### Quoted text
--- Begin ---

Photograph by George Sakkestad
Jim McHugh (left) turned over his Lincoln Mercury dealership to his son, Harlan, in 1995.
Family Ties
Some dealers have been in town for generations. Will the trend continue?
By Sandy Sims
When John Moore was a boy in the 1960s, he tinkered with cars in his parents' garage, much as his father had done in his youth. Automobiles were not just a hobby for the family of Ed Moore. Ed had bought the Buick dealership in Los Gatos in 1951.
Photograph by Tom Moore
This 1963 photograph shows Moore Buick when it was on E. Main Street.
Today, the dealership is still a family business, but John's son, Bret, doesn't play under the hoods of cars the way his father and grandfather did; instead, he putters with computers--and that may be the saving grace for this longtime Los Gatos business.
All seven of the town's auto dealerships are trying to keep pace with the online world even as they continue to sell cars the old-fashioned way, with good customer relations and positive word-of-mouth advertising. But with the changes going on in the retail world today--from Internet sales to conglomerate takeovers--no one, including Los Gatos' homegrown auto dealers--is quite certain where their businesses are headed.
Just last year, Republic Industries, the Florida-based conglomerate, acquired Anderson Chevrolet, a Los Gatos Boulevard fixture for many years.
"Twenty years ago, I knew where this business was going," John Moore of Moore Pontiac, Buick and GMC Trucks in Los Gatos, recalls. He leans back in his chair, in the large office his late father used to occupy. "Sure the economy would have its ups and downs, but I felt secure. Today, I don't know what's ahead."
Los Gatans treasure one-of-a-kind family businesses, in no small part because independent retailers contribute to that sense of community local residents keep telling town officials they cherish more than anything about Los Gatos.
Three family-owned auto dealerships have managed over many years and some tough times to remain a strong part of Los Gatos' small-town fabric. Moore opened almost 50 years ago on Main Street where the Forbes Mill office building is now. McHugh Lincoln Mercury has been selling cars on Los Gatos Boulevard since 1968, and Swanson Ford has been a part of the Los Gatos landscape since before WW II when it first opened for business in 1938 at 140 Santa Cruz Ave (where the Los Gatos Brewing Company is today).
These families have attended Los Gatos schools, served on the PTA and Chamber of Commerce, supported and played in Little League and contributed plenty of time and money to local community concerns. They remember when all a person could see for miles around were orchards and vineyards. Ed Moore's wife, Grace, used to drive straight up Bascom Avenue when she took their oldest son, Tom, to the orthodontist in San Jose. "I went that way so I could smell the blossoms," she recalls. "We used to eat the mustard greens that came up along Bascom in the spring," she remembers.
A sense of community and history is not all the Los Gatos auto dealers contribute to the town; as a whole, they generate a hefty piece of the town's income.

--- End ---

### Tasks to carry out
**1.** Name every member of the Moore family mentioned in the article on Los Gatos auto dealerships.
**2.** Extend the article on Los Gatos family auto dealerships past its final paragraph.
These items come from a different source than the article.

Source records
--- Begin ---

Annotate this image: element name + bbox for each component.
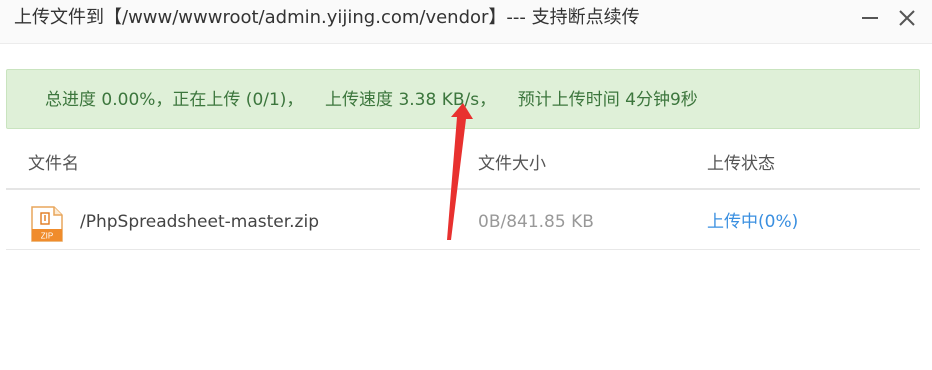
dialog-title: 上传文件到【/www/wwwroot/admin.yijing.com/vend…	[14, 7, 640, 28]
progress-summary: 总进度 0.00%，正在上传 (0/1)， 上传速度 3.38 KB/s， 预计…	[45, 90, 698, 110]
close-icon	[899, 10, 915, 26]
close-button[interactable]	[893, 4, 921, 32]
upload-status: 上传中(0%)	[707, 212, 799, 232]
header-status: 上传状态	[707, 154, 775, 174]
table-row: ZIP /PhpSpreadsheet-master.zip 0B/841.85…	[6, 192, 920, 250]
title-bar: 上传文件到【/www/wwwroot/admin.yijing.com/vend…	[0, 0, 932, 44]
zip-icon-label: ZIP	[41, 232, 53, 241]
minimize-icon	[862, 17, 878, 19]
zip-file-icon: ZIP	[31, 206, 63, 242]
file-size: 0B/841.85 KB	[478, 212, 594, 232]
total-progress-panel: 总进度 0.00%，正在上传 (0/1)， 上传速度 3.38 KB/s， 预计…	[6, 69, 920, 129]
minimize-button[interactable]	[856, 4, 884, 32]
header-filesize: 文件大小	[478, 154, 546, 174]
upload-dialog: 上传文件到【/www/wwwroot/admin.yijing.com/vend…	[0, 0, 932, 370]
file-name: /PhpSpreadsheet-master.zip	[80, 212, 319, 232]
header-filename: 文件名	[28, 154, 79, 174]
table-header: 文件名 文件大小 上传状态	[6, 139, 920, 190]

--- End ---

### Results in order
**1.** Ed Moore, Grace, John Moore, Tom, Bret

**2.**
"Car dealers are critical to Los Gatos," says Los Gatos Town Manager David Knapp. And that's because of the sales tax revenue they generate. After local property taxes began going to the state after Proposition 13, sales tax became crucial to small towns like Los Gatos. Until about 10 years ago, Los Gatos boasted 11 new-car dealerships that generated a whopping 50 percent of the town's sales tax. Today, with bankruptcy claiming some and manufacturers forcing others out to Capitol Expressway, Los Gatos auto dealers now number just seven, including Honda, Acura and Ferrari and the used-car auto mall on Blossom Hill Road. Even with their numbers diminished, auto dealers still generate 31 percent of the town's sales-tax revenue.
Dealerships that have survived for many years have also weathered some tough times--autoworker strikes, steep drops in the market, growing global competition, the earthquake, even the WW II moratorium on building cars.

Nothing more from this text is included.